REQUIRED ACTION 1: State whether each statement below agrees with the discussion excerpt, answering yes or no and quoting the words of the excerpt that decide it: (a) survey participants averaged 18 years of nursing experience; (b) 75% of participants had held oncology nursing certification; (c) the obstacle of doctors insisting on aggressive care fell to 11th place.
REQUIRED ACTION 2: Reproduce a passage from the discussion excerpt, beginning at the words "dropped to 11th." and stopping after the words "family) (Beckstrand et al., 2009).".
REQUIRED ACTION 3: According to the discussion excerpt, how did the ranking of the obstacle "nurse having to deal with distraught family while still providing care" change once frequency of occurrence data were added?

[EXCERPT — start]

Discussion
Participants in the EOL survey were members of ONS
and had an average of 18 years of nursing experience.
Participants were highly educated in oncology nursing,
with 65% having had oncology nursing certification at
some time in their practice. The sample was randomly
selected, geographically dispersed, and of a statistically
significant size, so results can be generalized to ONS
members who work in a hospital-based setting.
Similarities were found between the current study
and the previous study of oncology nurses’ perceptions
of obstacles and supportive behaviors to EOL care
(Beckstrand et al., 2009). Eight of the top 10 obstacles
and 8 of the top 10 supportive behavior items identified
by POIS and PSBIS in this study also were found to
be in the top 10 items of the previous study. However,
significant discrepancies also were found between the
two studies.
Four obstacle items and four supportive behavior
items ranked significantly different with the addition of
frequency of occurrence data. For example, the highestranked
obstacle by size in the 2009 study (having to
deal with angry family members) decreased to eighth
place by POIS. In addition, the 5th ranked obstacle in
the 2009 study (doctors insisting on aggressive care)
dropped to 11th. Two other obstacle items ranked
higher with the addition of frequency of occurrence
data, moving from 13th to 6th (nurse having to deal
with distraught family while still providing care) and
from 23rd to 14th (nurse knowing patient’s poor prognosis
before family) (Beckstrand et al., 2009).

[EXCERPT — finish]
[DATA PROVIDED — start]

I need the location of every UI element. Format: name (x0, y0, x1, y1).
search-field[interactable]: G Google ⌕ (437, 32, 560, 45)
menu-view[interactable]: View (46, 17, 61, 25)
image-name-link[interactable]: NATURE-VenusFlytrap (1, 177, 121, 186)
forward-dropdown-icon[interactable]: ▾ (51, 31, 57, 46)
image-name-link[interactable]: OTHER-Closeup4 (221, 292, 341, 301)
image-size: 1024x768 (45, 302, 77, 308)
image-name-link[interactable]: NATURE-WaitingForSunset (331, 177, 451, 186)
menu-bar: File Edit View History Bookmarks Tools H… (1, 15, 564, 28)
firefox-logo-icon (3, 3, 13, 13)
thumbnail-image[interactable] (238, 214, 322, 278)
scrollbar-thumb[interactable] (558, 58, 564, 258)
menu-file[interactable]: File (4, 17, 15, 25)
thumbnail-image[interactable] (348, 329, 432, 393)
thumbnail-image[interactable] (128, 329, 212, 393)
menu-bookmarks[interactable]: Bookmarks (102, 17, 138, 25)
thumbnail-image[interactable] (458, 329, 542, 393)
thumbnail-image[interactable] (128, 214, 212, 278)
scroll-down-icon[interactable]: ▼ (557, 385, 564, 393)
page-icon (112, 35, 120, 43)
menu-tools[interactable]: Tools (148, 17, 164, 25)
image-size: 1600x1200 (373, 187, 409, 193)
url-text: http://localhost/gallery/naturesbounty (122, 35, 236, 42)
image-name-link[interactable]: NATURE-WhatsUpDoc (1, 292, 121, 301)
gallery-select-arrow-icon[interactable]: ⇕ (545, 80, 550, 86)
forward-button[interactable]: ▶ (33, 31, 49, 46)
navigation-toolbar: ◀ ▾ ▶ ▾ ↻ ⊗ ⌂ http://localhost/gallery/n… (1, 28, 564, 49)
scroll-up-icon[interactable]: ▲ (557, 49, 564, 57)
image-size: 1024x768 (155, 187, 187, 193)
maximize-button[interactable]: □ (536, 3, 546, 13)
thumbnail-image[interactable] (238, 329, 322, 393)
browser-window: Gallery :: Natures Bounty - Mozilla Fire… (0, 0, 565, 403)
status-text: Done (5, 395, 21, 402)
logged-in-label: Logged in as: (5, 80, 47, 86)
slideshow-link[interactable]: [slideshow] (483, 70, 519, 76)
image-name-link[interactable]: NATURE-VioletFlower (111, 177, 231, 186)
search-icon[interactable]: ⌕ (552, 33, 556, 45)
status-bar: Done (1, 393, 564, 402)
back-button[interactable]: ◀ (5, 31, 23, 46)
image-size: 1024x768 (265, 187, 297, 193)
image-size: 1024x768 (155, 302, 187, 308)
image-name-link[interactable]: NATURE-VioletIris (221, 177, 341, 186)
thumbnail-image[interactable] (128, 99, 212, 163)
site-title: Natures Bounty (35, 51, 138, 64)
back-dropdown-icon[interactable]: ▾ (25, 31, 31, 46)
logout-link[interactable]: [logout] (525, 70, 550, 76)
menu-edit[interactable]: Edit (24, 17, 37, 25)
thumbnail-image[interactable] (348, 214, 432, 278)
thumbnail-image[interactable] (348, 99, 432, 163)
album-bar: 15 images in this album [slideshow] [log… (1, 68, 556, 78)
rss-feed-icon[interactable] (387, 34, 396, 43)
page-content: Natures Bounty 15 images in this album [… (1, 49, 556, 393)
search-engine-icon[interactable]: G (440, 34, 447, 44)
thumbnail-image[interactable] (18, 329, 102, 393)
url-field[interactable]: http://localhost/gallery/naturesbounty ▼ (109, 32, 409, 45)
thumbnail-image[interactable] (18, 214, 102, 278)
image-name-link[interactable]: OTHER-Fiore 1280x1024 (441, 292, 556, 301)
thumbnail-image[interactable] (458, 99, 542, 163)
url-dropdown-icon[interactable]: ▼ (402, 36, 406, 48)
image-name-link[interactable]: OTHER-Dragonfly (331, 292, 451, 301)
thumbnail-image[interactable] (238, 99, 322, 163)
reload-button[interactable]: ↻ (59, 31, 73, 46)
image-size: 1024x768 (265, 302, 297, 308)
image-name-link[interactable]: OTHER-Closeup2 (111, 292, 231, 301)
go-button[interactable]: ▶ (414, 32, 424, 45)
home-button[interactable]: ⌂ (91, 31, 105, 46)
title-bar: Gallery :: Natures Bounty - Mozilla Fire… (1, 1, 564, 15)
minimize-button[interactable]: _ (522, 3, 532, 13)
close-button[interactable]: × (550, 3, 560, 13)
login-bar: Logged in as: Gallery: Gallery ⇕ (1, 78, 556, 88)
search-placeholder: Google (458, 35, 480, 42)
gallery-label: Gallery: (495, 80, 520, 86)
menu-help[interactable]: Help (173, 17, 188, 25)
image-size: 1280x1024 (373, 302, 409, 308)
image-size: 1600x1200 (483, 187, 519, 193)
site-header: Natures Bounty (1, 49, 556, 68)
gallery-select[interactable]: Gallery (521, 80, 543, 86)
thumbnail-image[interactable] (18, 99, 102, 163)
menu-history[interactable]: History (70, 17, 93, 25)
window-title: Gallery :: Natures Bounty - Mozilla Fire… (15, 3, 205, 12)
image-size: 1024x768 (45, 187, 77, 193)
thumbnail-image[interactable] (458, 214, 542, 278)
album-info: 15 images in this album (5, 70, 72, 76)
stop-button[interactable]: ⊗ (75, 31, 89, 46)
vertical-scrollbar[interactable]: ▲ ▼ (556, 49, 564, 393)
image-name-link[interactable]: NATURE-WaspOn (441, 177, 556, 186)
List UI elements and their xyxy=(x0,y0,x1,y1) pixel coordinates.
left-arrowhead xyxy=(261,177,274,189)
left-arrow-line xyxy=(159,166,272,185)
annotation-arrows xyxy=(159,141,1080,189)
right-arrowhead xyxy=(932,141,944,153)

[DATA PROVIDED — finish]

ANSWER BOX 1:
(a) Yes: "had an average of 18 years of nursing experience."
(b) No: "65% having had oncology nursing certification at some time in their practice."
(c) Yes: "the 5th ranked obstacle in the 2009 study (doctors insisting on aggressive care) dropped to 11th."

ANSWER BOX 2:
dropped to 11th. Two other obstacle items ranked
higher with the addition of frequency of occurrence
data, moving from 13th to 6th (nurse having to deal
with distraught family while still providing care) and
from 23rd to 14th (nurse knowing patient’s poor prognosis
before family) (Beckstrand et al., 2009).

ANSWER BOX 3: It moved from 13th to 6th.